MATERIAL PROVIDED:
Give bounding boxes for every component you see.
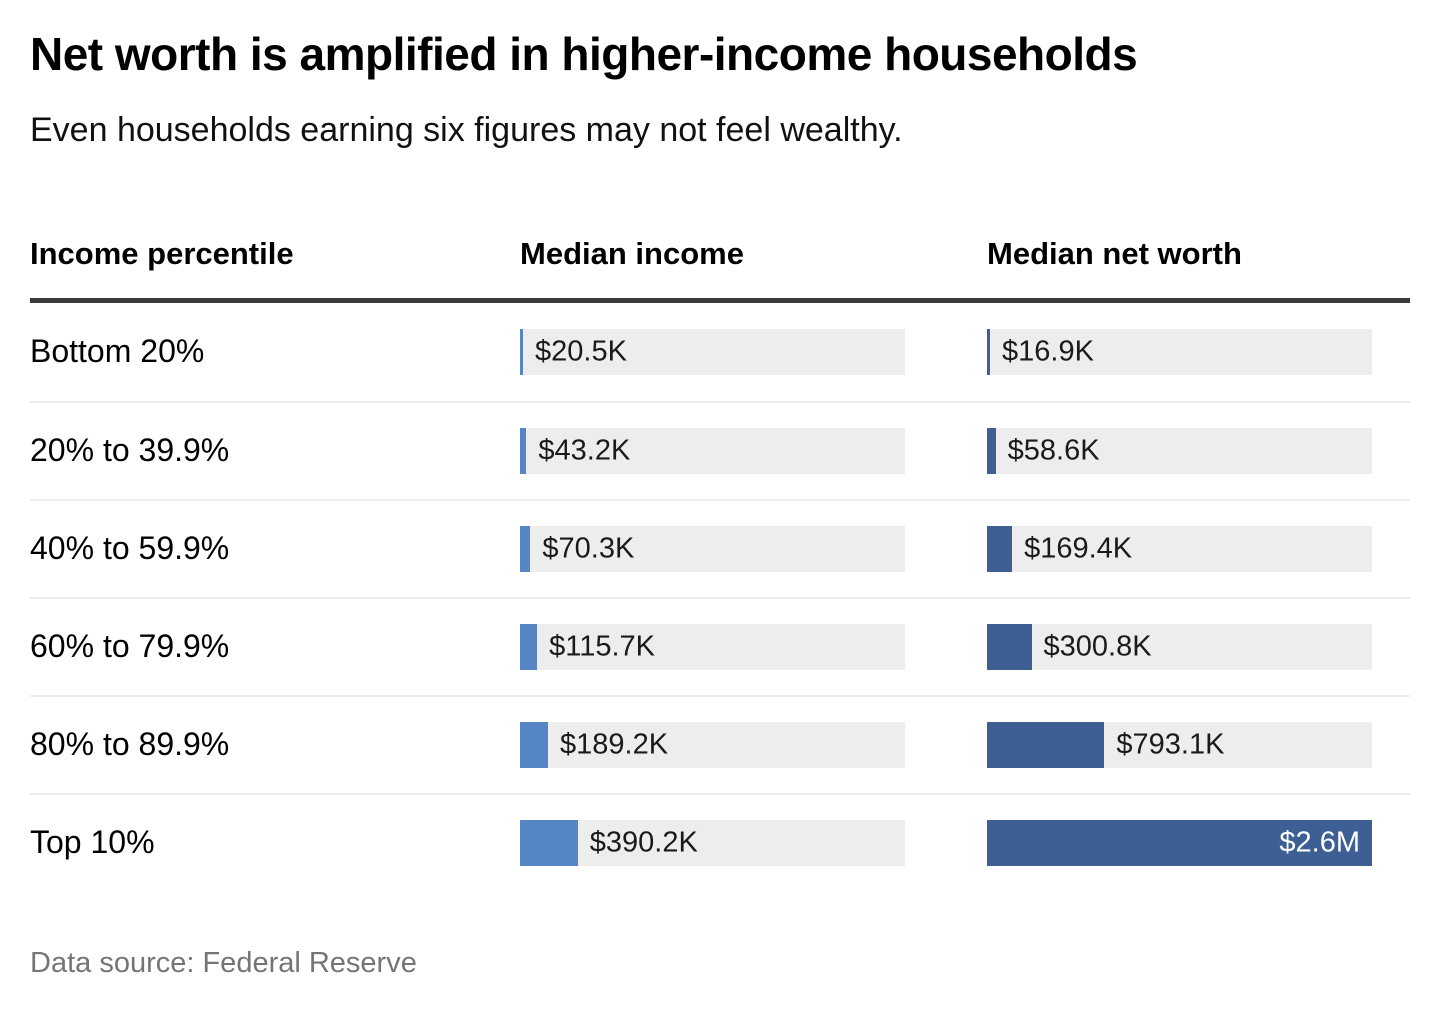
median-income-bar-track: $115.7K (520, 623, 905, 670)
chart-card: Net worth is amplified in higher-income … (0, 28, 1440, 1024)
median-income-value-label: $20.5K (535, 335, 627, 368)
median-income-bar-fill (520, 427, 527, 474)
median-net-worth-bar-track: $300.8K (987, 623, 1372, 670)
median-income-bar-cell: $390.2K (520, 819, 987, 866)
median-net-worth-bar-cell: $16.9K (987, 328, 1410, 375)
median-income-bar-cell: $115.7K (520, 623, 987, 670)
table-row: Top 10% $390.2K $2.6M (30, 792, 1410, 891)
column-header-median-income: Median income (520, 235, 744, 271)
median-net-worth-value-label: $300.8K (1043, 630, 1152, 663)
median-income-bar-cell: $20.5K (520, 328, 987, 375)
chart-title: Net worth is amplified in higher-income … (30, 28, 1138, 80)
median-income-bar-fill (520, 525, 531, 572)
table-row: 60% to 79.9% $115.7K $300.8K (30, 596, 1410, 695)
median-net-worth-value-label: $2.6M (1279, 826, 1360, 859)
median-net-worth-bar-fill (987, 623, 1032, 670)
median-income-bar-fill (520, 819, 578, 866)
median-income-bar-track: $20.5K (520, 328, 905, 375)
median-net-worth-bar-cell: $793.1K (987, 721, 1410, 768)
median-net-worth-bar-track: $793.1K (987, 721, 1372, 768)
median-income-bar-fill (520, 721, 549, 768)
income-percentile-label: Bottom 20% (30, 333, 205, 370)
median-income-bar-track: $43.2K (520, 427, 905, 474)
median-net-worth-value-label: $793.1K (1116, 728, 1225, 761)
median-net-worth-bar-fill (987, 427, 996, 474)
table-row: 20% to 39.9% $43.2K $58.6K (30, 400, 1410, 499)
median-net-worth-bar-track: $16.9K (987, 328, 1372, 375)
income-percentile-label: 60% to 79.9% (30, 628, 230, 665)
income-percentile-label: 20% to 39.9% (30, 432, 230, 469)
column-header-income-percentile: Income percentile (30, 235, 294, 271)
median-net-worth-bar-fill (987, 525, 1013, 572)
income-percentile-label: Top 10% (30, 824, 155, 861)
median-net-worth-bar-cell: $300.8K (987, 623, 1410, 670)
median-income-bar-track: $390.2K (520, 819, 905, 866)
median-income-value-label: $70.3K (542, 532, 635, 565)
median-net-worth-value-label: $58.6K (1007, 434, 1100, 467)
data-source: Data source: Federal Reserve (30, 946, 417, 979)
median-net-worth-bar-track: $2.6M (987, 819, 1372, 866)
median-net-worth-bar-fill (987, 328, 990, 375)
median-net-worth-value-label: $169.4K (1024, 532, 1133, 565)
table-header: Income percentile Median income Median n… (30, 236, 1410, 303)
median-income-bar-track: $189.2K (520, 721, 905, 768)
median-net-worth-bar-track: $169.4K (987, 525, 1372, 572)
median-income-bar-cell: $43.2K (520, 427, 987, 474)
median-income-bar-cell: $70.3K (520, 525, 987, 572)
median-net-worth-bar-track: $58.6K (987, 427, 1372, 474)
table-row: 40% to 59.9% $70.3K $169.4K (30, 498, 1410, 597)
table-body: Bottom 20% $20.5K $16.9K 20% to 39.9% $4… (30, 303, 1410, 891)
median-income-value-label: $43.2K (538, 434, 631, 467)
table-row: 80% to 89.9% $189.2K $793.1K (30, 694, 1410, 793)
income-percentile-label: 40% to 59.9% (30, 530, 230, 567)
median-income-value-label: $189.2K (560, 728, 669, 761)
median-net-worth-bar-cell: $58.6K (987, 427, 1410, 474)
median-income-bar-fill (520, 623, 538, 670)
median-income-value-label: $390.2K (589, 826, 698, 859)
median-net-worth-bar-cell: $2.6M (987, 819, 1410, 866)
median-net-worth-bar-fill (987, 819, 1372, 866)
median-net-worth-value-label: $16.9K (1002, 335, 1094, 368)
median-income-bar-track: $70.3K (520, 525, 905, 572)
table-row: Bottom 20% $20.5K $16.9K (30, 303, 1410, 401)
column-header-median-net-worth: Median net worth (987, 235, 1242, 271)
median-income-value-label: $115.7K (549, 630, 656, 663)
median-net-worth-bar-cell: $169.4K (987, 525, 1410, 572)
median-net-worth-bar-fill (987, 721, 1105, 768)
income-percentile-label: 80% to 89.9% (30, 726, 230, 763)
median-income-bar-fill (520, 328, 524, 375)
chart-subtitle: Even households earning six figures may … (30, 110, 903, 149)
median-income-bar-cell: $189.2K (520, 721, 987, 768)
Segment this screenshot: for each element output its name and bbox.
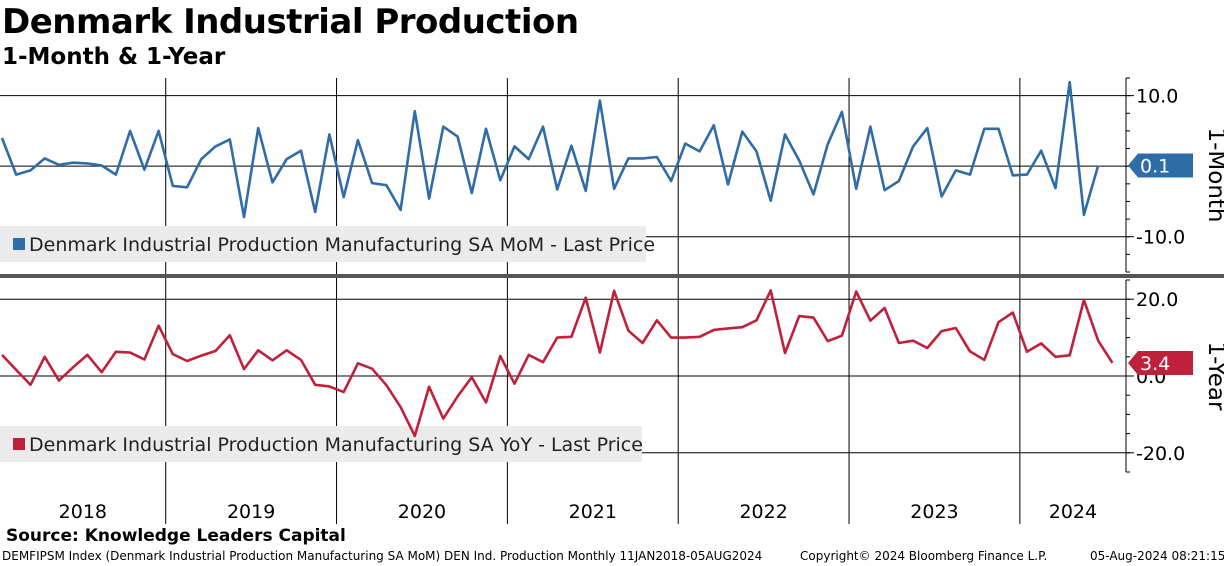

TO DO:
Please express all the rows above as a Markdown table with the columns "No." and "Text", one numbered entry per line, leaving out blank lines and the pictures.

SOLUTION FOR THIS PROBLEM:
| No. | Text |
|---|---|
| 1 | Give bounding boxes for every component you see. |
| 2 | median-income-bar-track: $115.7K (520, 623, 905, 670) |
| 3 | chart-card: Net worth is amplified in higher-income … (0, 28, 1440, 1024) |
| 4 | median-income-value-label: $20.5K (535, 335, 627, 368) |
| 5 | median-income-bar-fill (520, 427, 527, 474) |
| 6 | median-net-worth-bar-track: $300.8K (987, 623, 1372, 670) |
| 7 | median-income-bar-cell: $390.2K (520, 819, 987, 866) |
| 8 | median-net-worth-bar-cell: $16.9K (987, 328, 1410, 375) |
| 9 | median-income-bar-cell: $115.7K (520, 623, 987, 670) |
| 10 | table-row: Top 10% $390.2K $2.6M (30, 792, 1410, 891) |
| 11 | column-header-median-income: Median income (520, 235, 744, 271) |
| 12 | median-net-worth-value-label: $300.8K (1043, 630, 1152, 663) |
| 13 | median-income-bar-cell: $20.5K (520, 328, 987, 375) |
| 14 | chart-title: Net worth is amplified in higher-income … (30, 28, 1138, 80) |
| 15 | median-income-bar-fill (520, 525, 531, 572) |
| 16 | table-row: 60% to 79.9% $115.7K $300.8K (30, 596, 1410, 695) |
| 17 | median-net-worth-value-label: $2.6M (1279, 826, 1360, 859) |
| 18 | median-net-worth-bar-fill (987, 623, 1032, 670) |
| 19 | median-income-bar-fill (520, 819, 578, 866) |
| 20 | median-income-bar-track: $20.5K (520, 328, 905, 375) |
| 21 | median-net-worth-bar-cell: $793.1K (987, 721, 1410, 768) |
| 22 | median-net-worth-bar-track: $793.1K (987, 721, 1372, 768) |
| 23 | median-income-bar-fill (520, 721, 549, 768) |
| 24 | income-percentile-label: Bottom 20% (30, 333, 205, 370) |
| 25 | median-income-bar-track: $43.2K (520, 427, 905, 474) |
| 26 | median-net-worth-value-label: $793.1K (1116, 728, 1225, 761) |
| 27 | median-net-worth-bar-fill (987, 427, 996, 474) |
| 28 | table-row: 20% to 39.9% $43.2K $58.6K (30, 400, 1410, 499) |
| 29 | median-net-worth-bar-track: $16.9K (987, 328, 1372, 375) |
| 30 | income-percentile-label: 60% to 79.9% (30, 628, 230, 665) |
| 31 | income-percentile-label: 20% to 39.9% (30, 432, 230, 469) |
| 32 | column-header-income-percentile: Income percentile (30, 235, 294, 271) |
| 33 | median-net-worth-bar-fill (987, 525, 1013, 572) |
| 34 | income-percentile-label: Top 10% (30, 824, 155, 861) |
| 35 | median-net-worth-bar-cell: $300.8K (987, 623, 1410, 670) |
| 36 | median-income-bar-track: $390.2K (520, 819, 905, 866) |
| 37 | median-income-value-label: $70.3K (542, 532, 635, 565) |
| 38 | median-net-worth-value-label: $58.6K (1007, 434, 1100, 467) |
| 39 | data-source: Data source: Federal Reserve (30, 946, 417, 979) |
| 40 | median-net-worth-bar-track: $2.6M (987, 819, 1372, 866) |
| 41 | median-net-worth-bar-fill (987, 328, 990, 375) |
| 42 | median-net-worth-value-label: $169.4K (1024, 532, 1133, 565) |
| 43 | table-header: Income percentile Median income Median n… (30, 236, 1410, 303) |
| 44 | median-income-bar-track: $189.2K (520, 721, 905, 768) |
| 45 | median-net-worth-bar-track: $169.4K (987, 525, 1372, 572) |
| 46 | median-income-bar-cell: $43.2K (520, 427, 987, 474) |
| 47 | median-income-bar-cell: $70.3K (520, 525, 987, 572) |
| 48 | median-net-worth-bar-track: $58.6K (987, 427, 1372, 474) |
| 49 | table-row: 40% to 59.9% $70.3K $169.4K (30, 498, 1410, 597) |
| 50 | table-body: Bottom 20% $20.5K $16.9K 20% to 39.9% $4… (30, 303, 1410, 891) |
| 51 | median-income-value-label: $43.2K (538, 434, 631, 467) |
| 52 | table-row: 80% to 89.9% $189.2K $793.1K (30, 694, 1410, 793) |
| 53 | income-percentile-label: 40% to 59.9% (30, 530, 230, 567) |
| 54 | median-income-value-label: $189.2K (560, 728, 669, 761) |
| 55 | median-net-worth-bar-cell: $58.6K (987, 427, 1410, 474) |
| 56 | median-income-bar-fill (520, 623, 538, 670) |
| 57 | median-income-value-label: $390.2K (589, 826, 698, 859) |
| 58 | median-net-worth-bar-cell: $2.6M (987, 819, 1410, 866) |
| 59 | median-net-worth-bar-fill (987, 819, 1372, 866) |
| 60 | median-net-worth-value-label: $16.9K (1002, 335, 1094, 368) |
| 61 | median-income-bar-track: $70.3K (520, 525, 905, 572) |
| 62 | table-row: Bottom 20% $20.5K $16.9K (30, 303, 1410, 401) |
| 63 | column-header-median-net-worth: Median net worth (987, 235, 1242, 271) |
| 64 | median-income-value-label: $115.7K (549, 630, 656, 663) |
| 65 | median-net-worth-bar-cell: $169.4K (987, 525, 1410, 572) |
| 66 | median-net-worth-bar-fill (987, 721, 1105, 768) |
| 67 | income-percentile-label: 80% to 89.9% (30, 726, 230, 763) |
| 68 | median-income-bar-fill (520, 328, 524, 375) |
| 69 | chart-subtitle: Even households earning six figures may … (30, 110, 903, 149) |
| 70 | median-income-bar-cell: $189.2K (520, 721, 987, 768) |
| 71 | Segment this screenshot: for each element output its name and bbox. |